_Data to process:_

— BEGIN —

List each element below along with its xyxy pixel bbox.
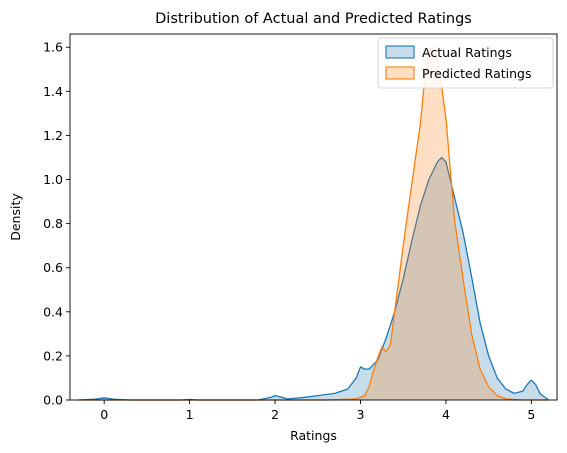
x-tick-label: 0 xyxy=(100,407,108,422)
y-tick-label: 0.4 xyxy=(43,304,63,319)
x-tick-label: 3 xyxy=(357,407,365,422)
legend-swatch xyxy=(385,66,415,80)
legend: Actual Ratings Predicted Ratings xyxy=(377,37,554,89)
plot-frame xyxy=(69,33,558,401)
y-tick-label: 1.0 xyxy=(43,172,63,187)
y-tick-label: 1.4 xyxy=(43,84,63,99)
x-axis-label: Ratings xyxy=(290,428,337,443)
y-tick-label: 0.8 xyxy=(43,216,63,231)
y-tick-label: 0.6 xyxy=(43,260,63,275)
legend-swatch xyxy=(385,45,415,59)
y-tick-label: 1.6 xyxy=(43,40,63,55)
legend-label: Predicted Ratings xyxy=(422,66,531,81)
x-tick-label: 1 xyxy=(186,407,194,422)
series-fill-2 xyxy=(78,47,549,400)
y-axis-label: Density xyxy=(8,193,23,241)
series-fill-1 xyxy=(78,157,549,400)
y-tick-label: 0.0 xyxy=(43,393,63,408)
series-layer xyxy=(78,46,549,401)
x-tick-label: 2 xyxy=(271,407,279,422)
chart-title: Distribution of Actual and Predicted Rat… xyxy=(155,11,472,27)
legend-box xyxy=(377,37,554,89)
x-tick-label: 4 xyxy=(442,407,450,422)
y-tick-label: 0.2 xyxy=(43,348,63,363)
y-tick-label: 1.2 xyxy=(43,128,63,143)
legend-label: Actual Ratings xyxy=(422,45,512,60)
axes-layer: 0 1 2 3 4 5 0.0 0.2 0.4 0.6 0.8 1.0 1.2 1.4 1.6 xyxy=(43,33,558,422)
x-tick-label: 5 xyxy=(527,407,535,422)
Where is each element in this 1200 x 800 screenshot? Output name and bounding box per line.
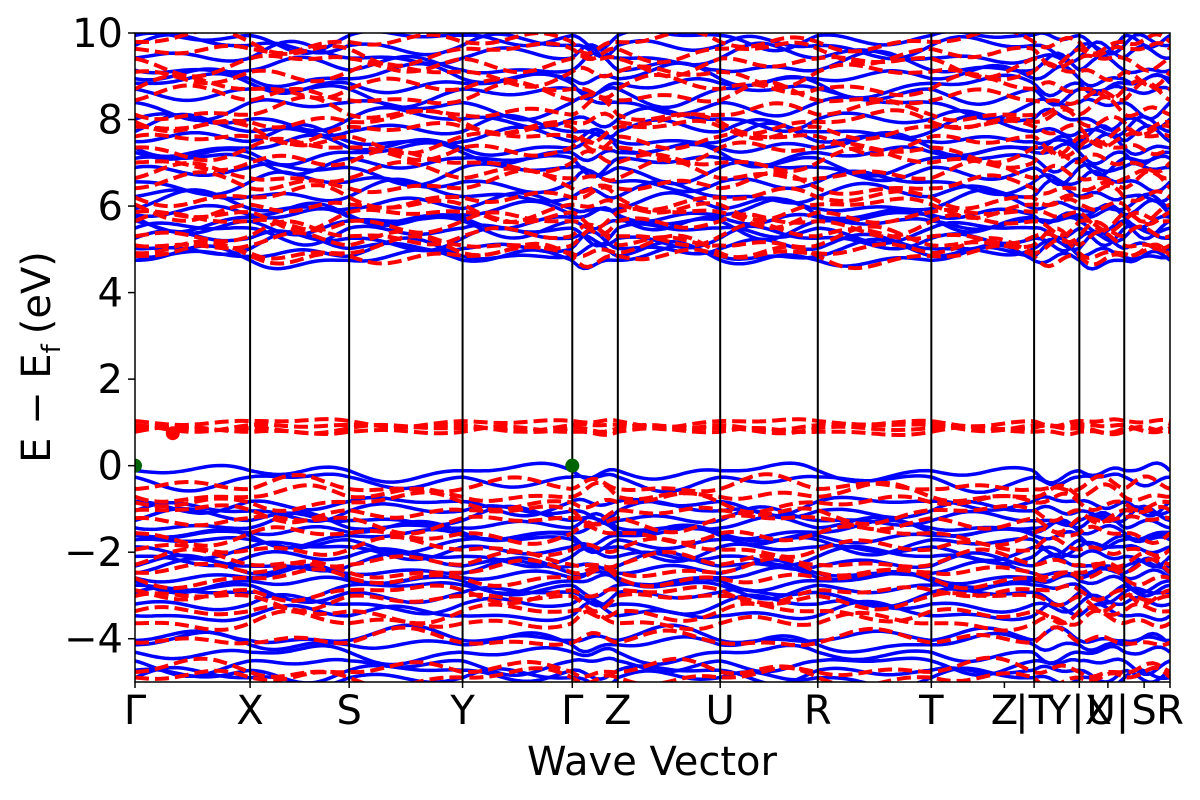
- band-dashed-red-9: [135, 547, 1170, 570]
- x-tick-label-7: R: [804, 688, 832, 734]
- y-tick-label-4: 4: [98, 271, 123, 317]
- band-dashed-red-3: [135, 608, 1170, 633]
- band-dashed-red-37: [135, 79, 1170, 107]
- x-axis-label: Wave Vector: [527, 739, 778, 785]
- band-solid-blue-50: [135, 33, 1170, 55]
- band-dashed-red-5: [135, 591, 1170, 614]
- plot-frame: [134, 32, 1171, 683]
- band-dashed-red-36: [135, 94, 1170, 123]
- band-dashed-red-24: [135, 219, 1170, 248]
- y-axis-ticks: −4 −2 0 2 4 6 8 10: [64, 11, 135, 663]
- y-axis-label-main: E − E: [14, 353, 60, 463]
- band-solid-blue-47: [135, 49, 1170, 75]
- band-solid-blue-20: [135, 504, 1170, 528]
- y-axis-label: E − Ef (eV): [14, 251, 67, 463]
- band-dashed-red-40: [135, 53, 1170, 80]
- band-solid-blue-36: [135, 160, 1170, 188]
- band-dashed-red-16: [135, 472, 1170, 494]
- y-tick-label-2: 0: [98, 444, 123, 490]
- band-dashed-red-22: [135, 233, 1170, 261]
- x-tick-label-3: Y: [449, 688, 475, 734]
- band-solid-blue-31: [135, 205, 1170, 234]
- x-tick-label-1: X: [236, 688, 263, 734]
- y-tick-label-6: 8: [98, 98, 123, 144]
- band-dashed-red-28: [135, 183, 1170, 212]
- band-dashed-red-0: [135, 665, 1170, 682]
- y-tick-label-7: 10: [72, 11, 123, 57]
- y-tick-label-1: −2: [64, 530, 123, 576]
- band-dashed-red-15: [135, 480, 1170, 504]
- band-dashed-red-25: [135, 210, 1170, 239]
- band-dashed-red-7: [135, 566, 1170, 591]
- x-axis-ticks: Γ X S Y Γ Z U R T Z|TY|XU| S R: [124, 682, 1184, 734]
- band-dashed-red-41: [135, 40, 1170, 69]
- band-solid-blue-4: [135, 630, 1170, 654]
- extrema-markers: [135, 426, 580, 473]
- y-tick-label-0: −4: [64, 617, 123, 663]
- band-dashed-red-20: [135, 417, 1170, 430]
- band-dashed-red-33: [135, 131, 1170, 158]
- band-solid-blue-46: [135, 61, 1170, 89]
- band-solid-blue-32: [135, 197, 1170, 226]
- band-dashed-red-35: [135, 107, 1170, 136]
- y-axis-label-unit: (eV): [14, 251, 60, 334]
- x-tick-label-11: Y|X: [1046, 688, 1112, 734]
- band-dashed-red-29: [135, 168, 1170, 196]
- band-solid-blue-26: [135, 235, 1170, 261]
- x-tick-label-4: Γ: [561, 688, 584, 734]
- band-dashed-red-8: [135, 556, 1170, 580]
- x-tick-label-5: Z: [604, 688, 631, 734]
- x-tick-label-8: T: [918, 688, 944, 734]
- y-tick-label-3: 2: [98, 357, 123, 403]
- band-dashed-red-11: [135, 523, 1170, 548]
- y-axis-label-subscript: f: [37, 343, 67, 353]
- band-solid-blue-40: [135, 121, 1170, 147]
- band-dashed-red-1: [135, 655, 1170, 679]
- band-solid-blue-37: [135, 152, 1170, 179]
- x-tick-label-12: U|: [1087, 688, 1130, 734]
- x-tick-label-9: Z: [991, 688, 1018, 734]
- band-solid-blue-35: [135, 168, 1170, 197]
- band-dashed-red-13: [135, 503, 1170, 527]
- x-tick-label-0: Γ: [124, 688, 147, 734]
- band-dashed-red-12: [135, 513, 1170, 536]
- x-tick-label-10: |T: [1015, 688, 1053, 734]
- band-dashed-red-27: [135, 196, 1170, 225]
- band-dashed-red-6: [135, 583, 1170, 607]
- bands-layer: [135, 33, 1170, 682]
- extremum-marker-1: [565, 458, 580, 473]
- band-dashed-red-32: [135, 136, 1170, 165]
- x-tick-label-14: R: [1156, 688, 1184, 734]
- y-tick-label-5: 6: [98, 184, 123, 230]
- band-dashed-red-39: [135, 61, 1170, 90]
- band-solid-blue-39: [135, 130, 1170, 159]
- band-dashed-red-31: [135, 145, 1170, 174]
- x-tick-label-2: S: [336, 688, 361, 734]
- x-tick-label-6: U: [706, 688, 735, 734]
- band-solid-blue-16: [135, 535, 1170, 557]
- band-solid-blue-48: [135, 39, 1170, 67]
- x-tick-label-13: S: [1131, 688, 1156, 734]
- band-dashed-red-4: [135, 601, 1170, 626]
- band-solid-blue-24: [135, 461, 1170, 485]
- extremum-marker-2: [165, 426, 180, 441]
- band-dashed-red-19: [135, 421, 1170, 434]
- kpoint-separator-lines: [249, 33, 1126, 682]
- extremum-marker-0: [135, 458, 142, 473]
- band-dashed-red-2: [135, 625, 1170, 648]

— END —

_Request:_
Count the lines of the records above that contain the string 'ticks'. Give only the number.

_Result of the task:_
2